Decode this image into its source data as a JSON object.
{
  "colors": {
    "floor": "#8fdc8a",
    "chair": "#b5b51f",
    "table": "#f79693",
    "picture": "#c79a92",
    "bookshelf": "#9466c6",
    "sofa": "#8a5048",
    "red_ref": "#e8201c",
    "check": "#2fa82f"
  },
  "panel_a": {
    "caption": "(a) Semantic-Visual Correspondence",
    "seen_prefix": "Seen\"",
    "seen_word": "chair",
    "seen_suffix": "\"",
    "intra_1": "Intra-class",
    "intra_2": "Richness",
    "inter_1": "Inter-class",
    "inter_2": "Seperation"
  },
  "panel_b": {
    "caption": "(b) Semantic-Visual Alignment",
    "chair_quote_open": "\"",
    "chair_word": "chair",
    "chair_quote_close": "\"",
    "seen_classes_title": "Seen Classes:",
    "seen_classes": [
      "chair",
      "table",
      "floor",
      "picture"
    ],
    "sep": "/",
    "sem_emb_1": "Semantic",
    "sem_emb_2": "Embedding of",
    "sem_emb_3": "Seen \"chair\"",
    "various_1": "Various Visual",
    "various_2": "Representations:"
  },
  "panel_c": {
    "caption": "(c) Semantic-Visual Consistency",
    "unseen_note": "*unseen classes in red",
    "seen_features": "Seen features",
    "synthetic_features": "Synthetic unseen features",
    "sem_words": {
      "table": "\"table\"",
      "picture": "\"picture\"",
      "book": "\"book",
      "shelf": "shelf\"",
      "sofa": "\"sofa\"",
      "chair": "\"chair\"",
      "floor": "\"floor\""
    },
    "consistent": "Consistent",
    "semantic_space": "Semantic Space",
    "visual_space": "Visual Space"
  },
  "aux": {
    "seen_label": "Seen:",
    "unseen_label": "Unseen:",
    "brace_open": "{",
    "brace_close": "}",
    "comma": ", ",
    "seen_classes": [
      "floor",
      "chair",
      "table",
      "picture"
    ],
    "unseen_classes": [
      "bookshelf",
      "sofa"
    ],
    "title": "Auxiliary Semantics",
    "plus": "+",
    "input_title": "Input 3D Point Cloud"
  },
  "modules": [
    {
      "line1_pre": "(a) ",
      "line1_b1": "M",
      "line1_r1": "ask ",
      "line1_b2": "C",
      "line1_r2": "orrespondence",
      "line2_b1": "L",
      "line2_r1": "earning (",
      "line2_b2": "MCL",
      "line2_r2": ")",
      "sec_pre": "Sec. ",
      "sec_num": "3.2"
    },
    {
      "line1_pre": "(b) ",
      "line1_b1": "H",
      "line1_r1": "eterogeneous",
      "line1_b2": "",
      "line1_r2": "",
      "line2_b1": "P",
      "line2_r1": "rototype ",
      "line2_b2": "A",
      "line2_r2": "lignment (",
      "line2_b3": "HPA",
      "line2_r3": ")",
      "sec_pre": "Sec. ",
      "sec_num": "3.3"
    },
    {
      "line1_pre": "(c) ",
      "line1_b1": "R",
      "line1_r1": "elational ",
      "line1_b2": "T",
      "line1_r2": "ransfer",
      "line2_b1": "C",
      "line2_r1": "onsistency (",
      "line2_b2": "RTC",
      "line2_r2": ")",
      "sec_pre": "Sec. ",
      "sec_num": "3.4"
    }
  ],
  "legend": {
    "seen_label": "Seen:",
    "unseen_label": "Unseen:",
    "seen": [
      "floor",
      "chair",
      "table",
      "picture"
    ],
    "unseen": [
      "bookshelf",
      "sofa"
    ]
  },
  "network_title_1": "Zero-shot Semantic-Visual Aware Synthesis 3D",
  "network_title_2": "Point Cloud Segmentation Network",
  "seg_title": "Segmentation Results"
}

...

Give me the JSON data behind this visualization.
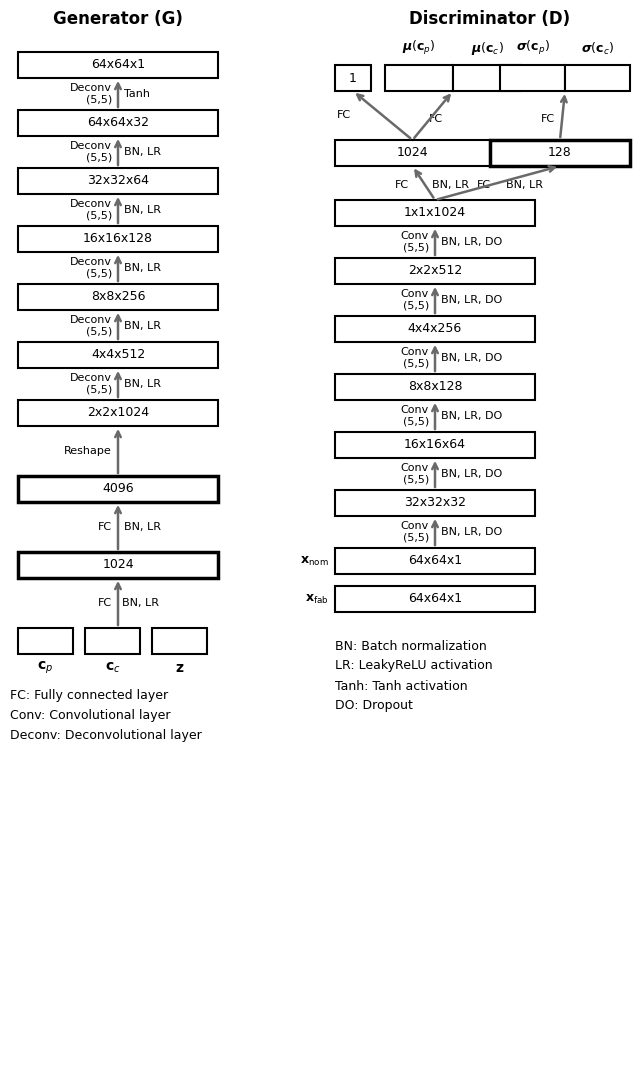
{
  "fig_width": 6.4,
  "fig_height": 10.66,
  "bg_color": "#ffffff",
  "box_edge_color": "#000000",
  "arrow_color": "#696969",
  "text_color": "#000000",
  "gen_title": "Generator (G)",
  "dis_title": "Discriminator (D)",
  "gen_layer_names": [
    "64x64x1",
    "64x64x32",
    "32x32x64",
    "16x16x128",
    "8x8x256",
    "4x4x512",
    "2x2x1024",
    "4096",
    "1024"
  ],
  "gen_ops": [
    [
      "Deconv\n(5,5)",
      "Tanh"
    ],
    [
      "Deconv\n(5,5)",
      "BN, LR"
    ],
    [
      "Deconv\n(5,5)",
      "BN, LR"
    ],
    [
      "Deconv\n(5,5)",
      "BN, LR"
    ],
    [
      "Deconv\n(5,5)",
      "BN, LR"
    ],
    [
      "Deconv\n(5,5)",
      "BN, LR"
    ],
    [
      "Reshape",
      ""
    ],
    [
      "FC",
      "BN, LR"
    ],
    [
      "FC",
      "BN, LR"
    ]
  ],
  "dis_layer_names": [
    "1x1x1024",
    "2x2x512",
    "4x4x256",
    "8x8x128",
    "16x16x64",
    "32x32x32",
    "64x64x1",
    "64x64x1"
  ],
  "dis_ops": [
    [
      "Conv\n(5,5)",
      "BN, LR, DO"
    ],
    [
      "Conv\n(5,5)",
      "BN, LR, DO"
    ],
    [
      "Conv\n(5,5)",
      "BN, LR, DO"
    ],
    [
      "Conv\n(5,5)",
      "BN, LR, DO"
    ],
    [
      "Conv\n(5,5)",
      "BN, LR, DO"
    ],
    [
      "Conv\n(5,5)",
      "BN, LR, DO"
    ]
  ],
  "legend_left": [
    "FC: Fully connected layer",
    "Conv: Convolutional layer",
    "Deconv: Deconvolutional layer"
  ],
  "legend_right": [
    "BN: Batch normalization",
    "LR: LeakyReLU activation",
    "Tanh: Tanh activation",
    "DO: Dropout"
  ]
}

## Directions for this task
Look through the entries above and list every line containing "activation".

## Worked solution
    "LR: LeakyReLU activation",
    "Tanh: Tanh activation",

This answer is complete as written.